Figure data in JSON
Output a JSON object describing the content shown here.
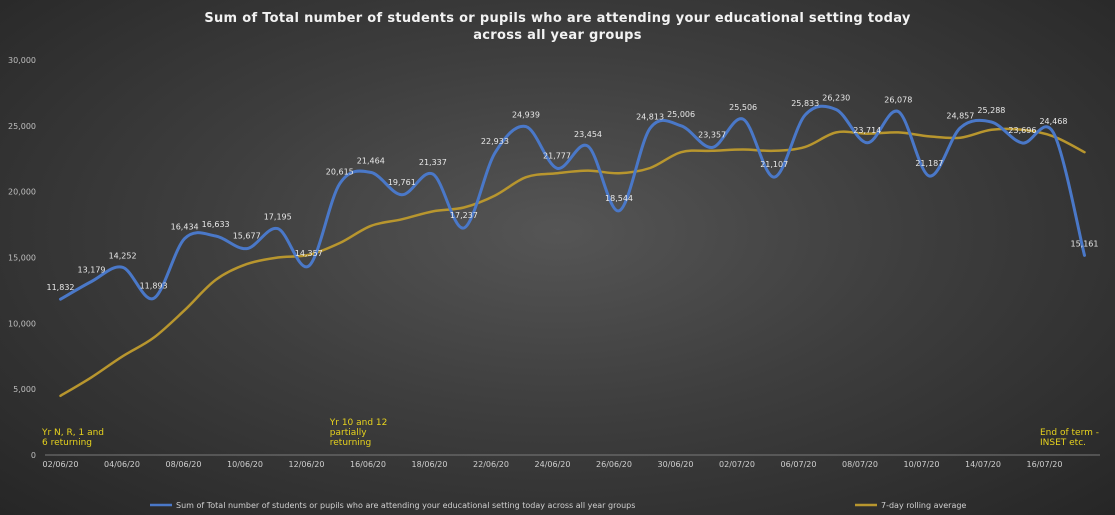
{
  "title_lines": [
    "Sum of Total number of students or pupils who are attending your educational setting today",
    "across all year groups"
  ],
  "chart_data": {
    "type": "line",
    "title": "Sum of Total number of students or pupils who are attending your educational setting today across all year groups",
    "xlabel": "",
    "ylabel": "",
    "ylim": [
      0,
      30000
    ],
    "yticks": [
      0,
      5000,
      10000,
      15000,
      20000,
      25000,
      30000
    ],
    "ytick_labels": [
      "0",
      "5,000",
      "10,000",
      "15,000",
      "20,000",
      "25,000",
      "30,000"
    ],
    "grid": false,
    "legend_position": "bottom",
    "x_tick_labels": [
      "02/06/20",
      "04/06/20",
      "08/06/20",
      "10/06/20",
      "12/06/20",
      "16/06/20",
      "18/06/20",
      "22/06/20",
      "24/06/20",
      "26/06/20",
      "30/06/20",
      "02/07/20",
      "06/07/20",
      "08/07/20",
      "10/07/20",
      "14/07/20",
      "16/07/20"
    ],
    "x": [
      "02/06/20",
      "03/06/20",
      "04/06/20",
      "05/06/20",
      "08/06/20",
      "09/06/20",
      "10/06/20",
      "11/06/20",
      "12/06/20",
      "15/06/20",
      "16/06/20",
      "17/06/20",
      "18/06/20",
      "19/06/20",
      "22/06/20",
      "23/06/20",
      "24/06/20",
      "25/06/20",
      "26/06/20",
      "29/06/20",
      "30/06/20",
      "01/07/20",
      "02/07/20",
      "03/07/20",
      "06/07/20",
      "07/07/20",
      "08/07/20",
      "09/07/20",
      "10/07/20",
      "13/07/20",
      "14/07/20",
      "15/07/20",
      "16/07/20",
      "17/07/20"
    ],
    "series": [
      {
        "name": "Sum of Total number of students or pupils who are attending your educational setting today across all year groups",
        "color": "#4a78c8",
        "values": [
          11832,
          13179,
          14252,
          11893,
          16434,
          16633,
          15677,
          17195,
          14357,
          20615,
          21464,
          19761,
          21337,
          17237,
          22933,
          24939,
          21777,
          23454,
          18544,
          24813,
          25006,
          23357,
          25506,
          21107,
          25833,
          26230,
          23714,
          26078,
          21187,
          24857,
          25288,
          23696,
          24468,
          15161
        ],
        "labels": [
          "11,832",
          "13,179",
          "14,252",
          "11,893",
          "16,434",
          "16,633",
          "15,677",
          "17,195",
          "14,357",
          "20,615",
          "21,464",
          "19,761",
          "21,337",
          "17,237",
          "22,933",
          "24,939",
          "21,777",
          "23,454",
          "18,544",
          "24,813",
          "25,006",
          "23,357",
          "25,506",
          "21,107",
          "25,833",
          "26,230",
          "23,714",
          "26,078",
          "21,187",
          "24,857",
          "25,288",
          "23,696",
          "24,468",
          "15,161"
        ]
      },
      {
        "name": "7-day rolling average",
        "color": "#b8962e",
        "values": [
          4500,
          5900,
          7500,
          8900,
          11000,
          13300,
          14500,
          15000,
          15200,
          16100,
          17400,
          17900,
          18500,
          18800,
          19700,
          21100,
          21400,
          21600,
          21400,
          21800,
          23000,
          23100,
          23200,
          23100,
          23400,
          24500,
          24400,
          24500,
          24200,
          24100,
          24700,
          24700,
          24200,
          23000
        ]
      }
    ],
    "annotations": [
      {
        "lines": [
          "Yr N, R, 1 and",
          "6  returning"
        ],
        "x_index": 0,
        "color": "#e6d21e"
      },
      {
        "lines": [
          "Yr 10 and 12",
          "partially",
          "returning"
        ],
        "x_index": 9,
        "color": "#e6d21e"
      },
      {
        "lines": [
          "End of term -",
          "INSET etc."
        ],
        "x_index": 33,
        "color": "#e6d21e"
      }
    ]
  }
}
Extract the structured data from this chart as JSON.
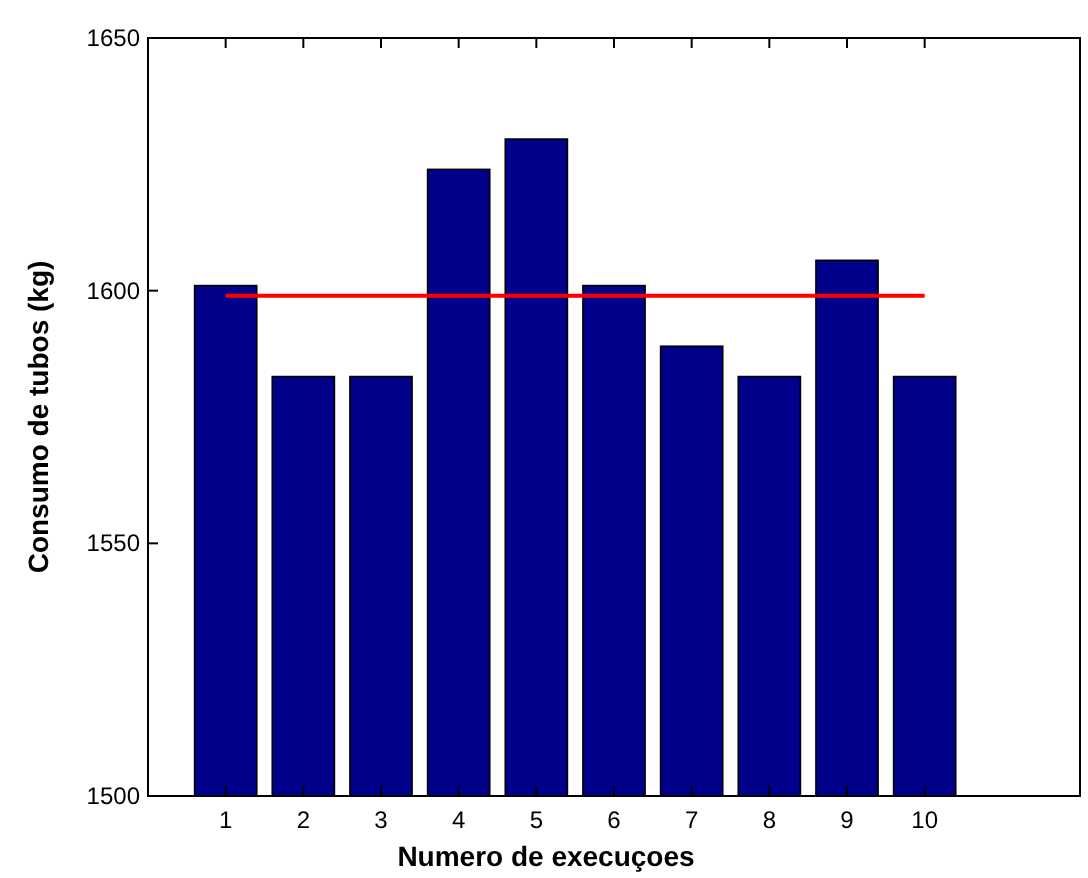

▶ [What to produce] Select the lines that carry the string "Total" and copy them.

▶ [Solution]
    "Sum of Total number of students or pupils who are attending your educational setting today",
    "title": "Sum of Total number of students or pupils who are attending your educational setting today across all year groups",
        "name": "Sum of Total number of students or pupils who are attending your educational setting today across all year groups",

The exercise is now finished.